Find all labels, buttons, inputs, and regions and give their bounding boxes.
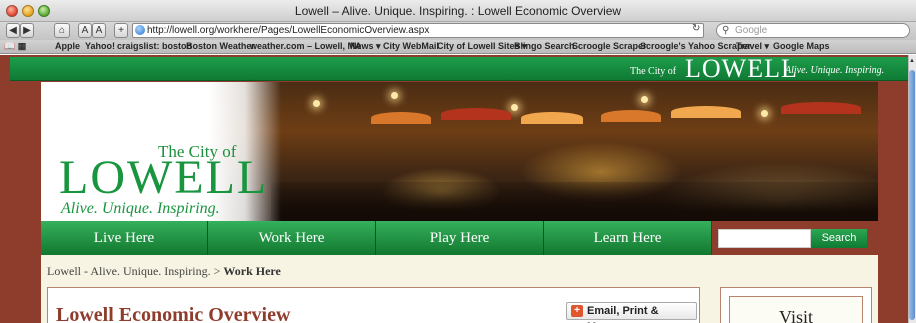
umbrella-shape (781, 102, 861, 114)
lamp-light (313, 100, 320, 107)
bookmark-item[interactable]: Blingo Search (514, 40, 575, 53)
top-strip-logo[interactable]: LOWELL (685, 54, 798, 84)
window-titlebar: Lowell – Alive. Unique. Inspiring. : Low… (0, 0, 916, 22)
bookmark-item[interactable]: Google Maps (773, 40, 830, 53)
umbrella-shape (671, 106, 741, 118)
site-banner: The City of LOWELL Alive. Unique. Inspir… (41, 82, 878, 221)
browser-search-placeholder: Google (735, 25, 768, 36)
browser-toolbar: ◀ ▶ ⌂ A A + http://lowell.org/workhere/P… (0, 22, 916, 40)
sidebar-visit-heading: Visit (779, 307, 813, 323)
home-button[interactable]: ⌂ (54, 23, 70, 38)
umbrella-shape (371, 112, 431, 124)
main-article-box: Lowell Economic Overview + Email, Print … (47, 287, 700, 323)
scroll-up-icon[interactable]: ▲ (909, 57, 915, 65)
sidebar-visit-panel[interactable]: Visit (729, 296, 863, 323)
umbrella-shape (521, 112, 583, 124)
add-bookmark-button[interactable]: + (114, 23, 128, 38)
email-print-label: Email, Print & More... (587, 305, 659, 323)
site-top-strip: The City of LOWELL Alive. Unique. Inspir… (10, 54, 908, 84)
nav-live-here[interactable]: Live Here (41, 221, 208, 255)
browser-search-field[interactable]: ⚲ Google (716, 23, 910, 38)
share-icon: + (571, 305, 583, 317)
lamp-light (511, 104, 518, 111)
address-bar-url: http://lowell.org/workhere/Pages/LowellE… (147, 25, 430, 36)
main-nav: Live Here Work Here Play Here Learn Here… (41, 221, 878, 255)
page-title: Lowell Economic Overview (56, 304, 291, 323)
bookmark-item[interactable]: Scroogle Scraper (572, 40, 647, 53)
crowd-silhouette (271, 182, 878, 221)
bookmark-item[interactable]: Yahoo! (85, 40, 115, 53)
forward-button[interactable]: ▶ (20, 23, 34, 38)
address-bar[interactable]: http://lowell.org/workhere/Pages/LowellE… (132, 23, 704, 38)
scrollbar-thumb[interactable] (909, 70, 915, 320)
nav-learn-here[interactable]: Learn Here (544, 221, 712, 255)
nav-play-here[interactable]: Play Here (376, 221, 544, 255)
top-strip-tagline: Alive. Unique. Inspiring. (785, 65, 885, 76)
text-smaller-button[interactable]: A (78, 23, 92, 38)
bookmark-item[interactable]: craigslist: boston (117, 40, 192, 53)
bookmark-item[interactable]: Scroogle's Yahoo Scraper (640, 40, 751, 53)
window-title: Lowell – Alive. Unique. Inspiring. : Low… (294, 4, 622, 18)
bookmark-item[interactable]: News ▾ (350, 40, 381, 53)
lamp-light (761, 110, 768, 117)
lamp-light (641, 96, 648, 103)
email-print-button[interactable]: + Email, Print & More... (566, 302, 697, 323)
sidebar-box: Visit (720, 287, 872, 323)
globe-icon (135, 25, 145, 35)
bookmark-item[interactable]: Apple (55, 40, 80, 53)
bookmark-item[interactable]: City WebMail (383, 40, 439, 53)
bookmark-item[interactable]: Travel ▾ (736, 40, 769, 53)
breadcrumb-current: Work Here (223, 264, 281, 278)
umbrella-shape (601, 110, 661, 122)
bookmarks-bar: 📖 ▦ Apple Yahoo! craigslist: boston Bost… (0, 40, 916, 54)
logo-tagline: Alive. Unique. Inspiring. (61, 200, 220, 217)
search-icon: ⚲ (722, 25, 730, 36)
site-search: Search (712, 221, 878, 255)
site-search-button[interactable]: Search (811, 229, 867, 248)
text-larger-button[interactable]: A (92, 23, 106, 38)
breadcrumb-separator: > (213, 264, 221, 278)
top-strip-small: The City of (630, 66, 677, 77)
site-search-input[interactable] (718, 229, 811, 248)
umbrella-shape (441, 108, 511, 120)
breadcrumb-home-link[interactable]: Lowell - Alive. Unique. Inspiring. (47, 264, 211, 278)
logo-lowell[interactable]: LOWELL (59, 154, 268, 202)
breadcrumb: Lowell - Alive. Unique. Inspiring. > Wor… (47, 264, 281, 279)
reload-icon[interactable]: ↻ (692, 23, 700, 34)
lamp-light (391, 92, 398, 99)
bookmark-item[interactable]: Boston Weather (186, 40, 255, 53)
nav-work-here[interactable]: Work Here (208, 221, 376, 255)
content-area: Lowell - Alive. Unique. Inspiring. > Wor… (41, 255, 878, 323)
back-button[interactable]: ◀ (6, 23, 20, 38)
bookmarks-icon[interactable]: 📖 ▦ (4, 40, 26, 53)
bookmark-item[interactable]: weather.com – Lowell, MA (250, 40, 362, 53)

=-=-=

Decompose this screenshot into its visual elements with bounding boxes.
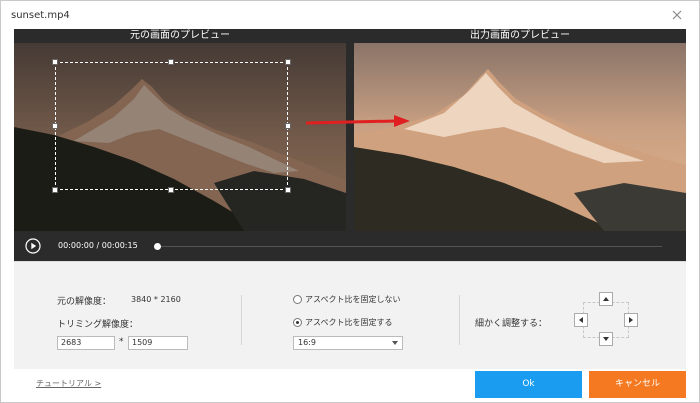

=-=-=

Problem statement: Could you copy out, character for character, the lines from the one holding "Find all labels, buttons, inputs, and" through the one holding "browser-search-placeholder: Google (735, 25, 768, 36)", both included, leaving out the picture?

Exercise response:
Find all labels, buttons, inputs, and regions and give their bounding boxes.
umbrella-shape (781, 102, 861, 114)
lamp-light (313, 100, 320, 107)
bookmark-item[interactable]: Blingo Search (514, 40, 575, 53)
top-strip-logo[interactable]: LOWELL (685, 54, 798, 84)
window-titlebar: Lowell – Alive. Unique. Inspiring. : Low… (0, 0, 916, 22)
bookmark-item[interactable]: Google Maps (773, 40, 830, 53)
umbrella-shape (671, 106, 741, 118)
site-banner: The City of LOWELL Alive. Unique. Inspir… (41, 82, 878, 221)
browser-search-placeholder: Google (735, 25, 768, 36)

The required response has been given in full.